_Given instruction_
Gather all lines in the data that hold the string "machen".
>> begin
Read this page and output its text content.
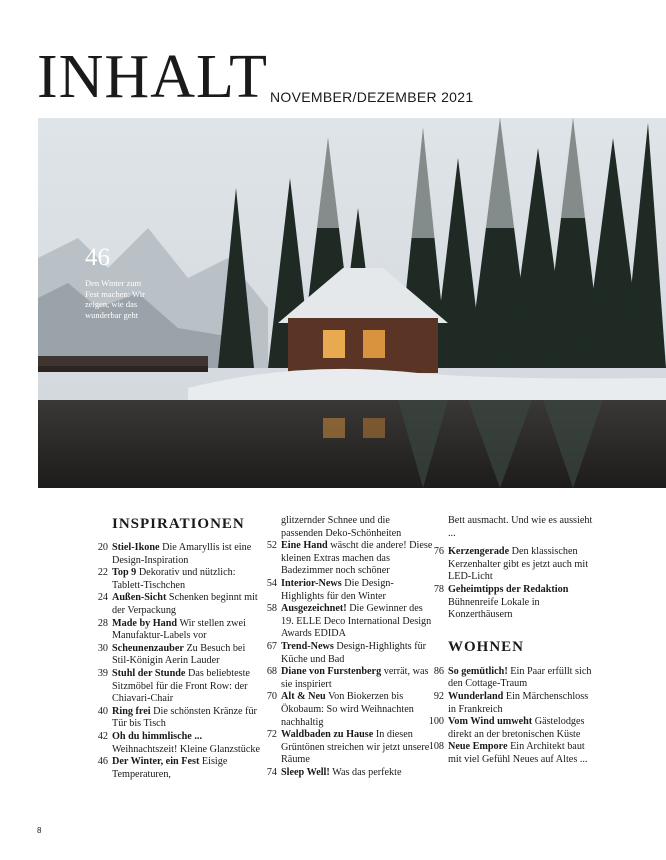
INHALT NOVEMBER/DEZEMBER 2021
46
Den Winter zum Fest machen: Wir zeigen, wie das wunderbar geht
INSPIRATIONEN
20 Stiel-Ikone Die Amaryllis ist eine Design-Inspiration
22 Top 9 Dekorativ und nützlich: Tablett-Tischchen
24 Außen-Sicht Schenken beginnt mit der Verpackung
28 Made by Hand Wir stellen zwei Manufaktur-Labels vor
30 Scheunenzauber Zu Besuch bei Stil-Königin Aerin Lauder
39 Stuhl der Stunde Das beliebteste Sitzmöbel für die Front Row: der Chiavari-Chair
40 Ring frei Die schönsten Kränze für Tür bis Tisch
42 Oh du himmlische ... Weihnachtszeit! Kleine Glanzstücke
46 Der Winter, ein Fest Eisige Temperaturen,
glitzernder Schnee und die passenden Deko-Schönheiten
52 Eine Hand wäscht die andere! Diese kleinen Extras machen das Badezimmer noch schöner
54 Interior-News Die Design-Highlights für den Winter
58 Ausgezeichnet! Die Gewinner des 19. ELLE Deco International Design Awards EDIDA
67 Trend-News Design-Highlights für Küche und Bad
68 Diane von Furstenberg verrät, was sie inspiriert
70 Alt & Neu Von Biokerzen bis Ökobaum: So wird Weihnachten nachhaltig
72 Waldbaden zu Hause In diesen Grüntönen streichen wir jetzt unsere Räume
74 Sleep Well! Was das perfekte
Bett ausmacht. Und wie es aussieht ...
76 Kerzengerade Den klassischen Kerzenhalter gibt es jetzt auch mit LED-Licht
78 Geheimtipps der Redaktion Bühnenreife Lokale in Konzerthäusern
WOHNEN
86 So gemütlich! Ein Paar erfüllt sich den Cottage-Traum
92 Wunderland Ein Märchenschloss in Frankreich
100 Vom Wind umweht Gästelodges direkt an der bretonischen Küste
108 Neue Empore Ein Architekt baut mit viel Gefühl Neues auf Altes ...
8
>> end
>> begin
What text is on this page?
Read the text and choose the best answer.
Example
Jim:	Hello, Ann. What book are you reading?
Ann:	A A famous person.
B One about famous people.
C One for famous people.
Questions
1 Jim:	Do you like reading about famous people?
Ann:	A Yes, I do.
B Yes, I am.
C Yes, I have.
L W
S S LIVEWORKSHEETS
>> end
>> begin
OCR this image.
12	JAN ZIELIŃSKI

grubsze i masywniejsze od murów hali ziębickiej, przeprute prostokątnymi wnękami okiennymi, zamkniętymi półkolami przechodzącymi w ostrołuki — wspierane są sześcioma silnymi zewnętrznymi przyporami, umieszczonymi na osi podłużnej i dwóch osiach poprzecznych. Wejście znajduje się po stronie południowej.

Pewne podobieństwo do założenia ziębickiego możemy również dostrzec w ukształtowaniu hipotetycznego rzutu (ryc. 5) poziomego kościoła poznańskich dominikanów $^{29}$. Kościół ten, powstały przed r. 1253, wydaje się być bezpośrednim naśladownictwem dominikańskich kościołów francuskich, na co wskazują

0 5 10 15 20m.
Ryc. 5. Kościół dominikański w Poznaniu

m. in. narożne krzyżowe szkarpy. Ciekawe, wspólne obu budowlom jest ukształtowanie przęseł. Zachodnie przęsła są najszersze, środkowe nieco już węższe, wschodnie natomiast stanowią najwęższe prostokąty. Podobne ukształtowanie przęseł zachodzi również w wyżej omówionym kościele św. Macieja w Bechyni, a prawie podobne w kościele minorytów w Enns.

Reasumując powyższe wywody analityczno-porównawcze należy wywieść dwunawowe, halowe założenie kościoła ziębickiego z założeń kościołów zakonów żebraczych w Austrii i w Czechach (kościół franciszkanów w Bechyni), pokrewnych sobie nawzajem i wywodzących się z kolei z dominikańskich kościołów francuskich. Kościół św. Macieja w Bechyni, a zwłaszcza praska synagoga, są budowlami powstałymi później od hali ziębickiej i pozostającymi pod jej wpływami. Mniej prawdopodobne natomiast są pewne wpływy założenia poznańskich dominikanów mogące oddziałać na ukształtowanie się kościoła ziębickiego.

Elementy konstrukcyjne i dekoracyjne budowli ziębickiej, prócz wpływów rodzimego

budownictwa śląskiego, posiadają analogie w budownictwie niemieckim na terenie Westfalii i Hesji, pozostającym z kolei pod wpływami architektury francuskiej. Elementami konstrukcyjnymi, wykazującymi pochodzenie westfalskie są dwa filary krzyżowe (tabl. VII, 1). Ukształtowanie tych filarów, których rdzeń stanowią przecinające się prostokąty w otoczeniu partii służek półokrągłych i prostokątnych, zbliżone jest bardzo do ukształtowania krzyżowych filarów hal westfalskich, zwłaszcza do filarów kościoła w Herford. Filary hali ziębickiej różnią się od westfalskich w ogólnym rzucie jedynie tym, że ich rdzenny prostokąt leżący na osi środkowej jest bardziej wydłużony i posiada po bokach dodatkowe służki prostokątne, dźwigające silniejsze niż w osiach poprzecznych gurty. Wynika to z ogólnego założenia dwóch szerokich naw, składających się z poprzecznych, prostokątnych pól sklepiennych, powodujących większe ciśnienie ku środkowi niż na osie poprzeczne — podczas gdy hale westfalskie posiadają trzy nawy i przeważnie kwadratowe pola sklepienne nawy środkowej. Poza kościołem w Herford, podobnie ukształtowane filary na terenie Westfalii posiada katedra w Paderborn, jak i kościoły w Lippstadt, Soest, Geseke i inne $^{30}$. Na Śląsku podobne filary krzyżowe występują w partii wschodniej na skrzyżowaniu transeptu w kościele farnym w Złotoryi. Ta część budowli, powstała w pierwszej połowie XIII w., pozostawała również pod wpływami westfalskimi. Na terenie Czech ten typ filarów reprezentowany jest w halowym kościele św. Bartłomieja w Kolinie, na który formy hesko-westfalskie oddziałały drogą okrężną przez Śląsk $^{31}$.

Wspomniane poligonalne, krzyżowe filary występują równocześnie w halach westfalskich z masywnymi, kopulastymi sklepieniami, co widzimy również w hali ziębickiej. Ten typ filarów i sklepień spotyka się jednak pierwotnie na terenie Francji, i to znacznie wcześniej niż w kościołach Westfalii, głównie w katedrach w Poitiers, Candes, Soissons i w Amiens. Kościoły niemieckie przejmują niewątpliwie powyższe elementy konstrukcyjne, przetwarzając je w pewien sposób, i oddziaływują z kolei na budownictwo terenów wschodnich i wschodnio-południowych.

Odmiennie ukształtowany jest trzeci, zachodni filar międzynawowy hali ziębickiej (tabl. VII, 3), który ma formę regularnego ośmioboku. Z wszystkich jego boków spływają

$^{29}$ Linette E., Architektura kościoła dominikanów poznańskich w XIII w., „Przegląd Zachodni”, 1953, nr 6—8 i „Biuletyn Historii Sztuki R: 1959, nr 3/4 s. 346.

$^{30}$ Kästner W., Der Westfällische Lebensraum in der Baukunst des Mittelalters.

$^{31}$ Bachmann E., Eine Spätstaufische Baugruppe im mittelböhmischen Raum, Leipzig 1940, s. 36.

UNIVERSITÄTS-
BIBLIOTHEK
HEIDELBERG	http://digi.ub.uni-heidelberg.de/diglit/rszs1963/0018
>> end
_Final answer_
Den Winter zum Fest machen: Wir zeigen, wie das wunderbar geht
52 Eine Hand wäscht die andere! Diese kleinen Extras machen das Badezimmer noch schöner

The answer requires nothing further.